------ Supplied material ------

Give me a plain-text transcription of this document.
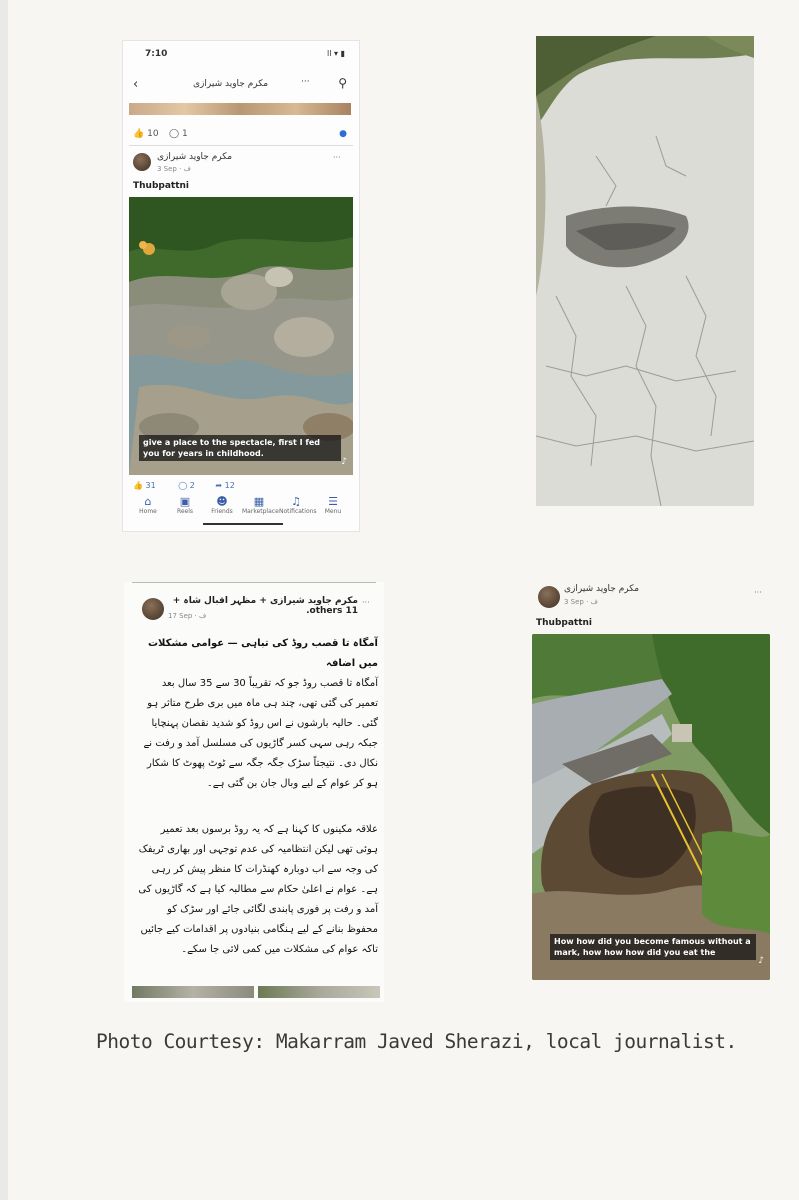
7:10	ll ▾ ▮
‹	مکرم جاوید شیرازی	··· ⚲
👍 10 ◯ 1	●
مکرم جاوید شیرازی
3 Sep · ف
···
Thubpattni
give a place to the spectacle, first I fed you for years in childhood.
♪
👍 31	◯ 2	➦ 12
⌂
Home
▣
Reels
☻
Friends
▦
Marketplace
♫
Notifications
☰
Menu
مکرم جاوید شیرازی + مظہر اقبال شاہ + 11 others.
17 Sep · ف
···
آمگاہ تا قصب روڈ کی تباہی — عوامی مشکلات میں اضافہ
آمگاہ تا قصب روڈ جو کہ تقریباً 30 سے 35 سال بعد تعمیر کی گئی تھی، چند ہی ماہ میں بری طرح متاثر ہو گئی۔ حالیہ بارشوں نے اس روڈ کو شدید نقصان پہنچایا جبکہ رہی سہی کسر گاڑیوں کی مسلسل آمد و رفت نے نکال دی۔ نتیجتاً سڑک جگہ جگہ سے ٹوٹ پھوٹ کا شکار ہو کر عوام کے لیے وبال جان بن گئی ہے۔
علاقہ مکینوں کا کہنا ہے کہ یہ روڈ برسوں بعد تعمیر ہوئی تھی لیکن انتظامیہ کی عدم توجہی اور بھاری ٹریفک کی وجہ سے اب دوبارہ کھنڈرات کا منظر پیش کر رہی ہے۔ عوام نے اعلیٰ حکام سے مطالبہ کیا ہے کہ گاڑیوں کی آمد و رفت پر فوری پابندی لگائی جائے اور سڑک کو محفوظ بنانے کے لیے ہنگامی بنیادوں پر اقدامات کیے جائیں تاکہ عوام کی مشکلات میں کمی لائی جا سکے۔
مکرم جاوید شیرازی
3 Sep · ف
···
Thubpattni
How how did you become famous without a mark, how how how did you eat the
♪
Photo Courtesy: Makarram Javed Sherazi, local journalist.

------

**What you have to do**
Replicate the material above verbatim; images stay out of the copy.

**Response to this exercise**
Give me a plain-text transcription of this document.
7:10	ll ▾ ▮
‹	مکرم جاوید شیرازی	··· ⚲
👍 10 ◯ 1	●
مکرم جاوید شیرازی
3 Sep · ف
···
Thubpattni
give a place to the spectacle, first I fed you for years in childhood.
♪
👍 31	◯ 2	➦ 12
⌂
Home
▣
Reels
☻
Friends
▦
Marketplace
♫
Notifications
☰
Menu
مکرم جاوید شیرازی + مظہر اقبال شاہ + 11 others.
17 Sep · ف
···
آمگاہ تا قصب روڈ کی تباہی — عوامی مشکلات میں اضافہ
آمگاہ تا قصب روڈ جو کہ تقریباً 30 سے 35 سال بعد تعمیر کی گئی تھی، چند ہی ماہ میں بری طرح متاثر ہو گئی۔ حالیہ بارشوں نے اس روڈ کو شدید نقصان پہنچایا جبکہ رہی سہی کسر گاڑیوں کی مسلسل آمد و رفت نے نکال دی۔ نتیجتاً سڑک جگہ جگہ سے ٹوٹ پھوٹ کا شکار ہو کر عوام کے لیے وبال جان بن گئی ہے۔
علاقہ مکینوں کا کہنا ہے کہ یہ روڈ برسوں بعد تعمیر ہوئی تھی لیکن انتظامیہ کی عدم توجہی اور بھاری ٹریفک کی وجہ سے اب دوبارہ کھنڈرات کا منظر پیش کر رہی ہے۔ عوام نے اعلیٰ حکام سے مطالبہ کیا ہے کہ گاڑیوں کی آمد و رفت پر فوری پابندی لگائی جائے اور سڑک کو محفوظ بنانے کے لیے ہنگامی بنیادوں پر اقدامات کیے جائیں تاکہ عوام کی مشکلات میں کمی لائی جا سکے۔
مکرم جاوید شیرازی
3 Sep · ف
···
Thubpattni
How how did you become famous without a mark, how how how did you eat the
♪
Photo Courtesy: Makarram Javed Sherazi, local journalist.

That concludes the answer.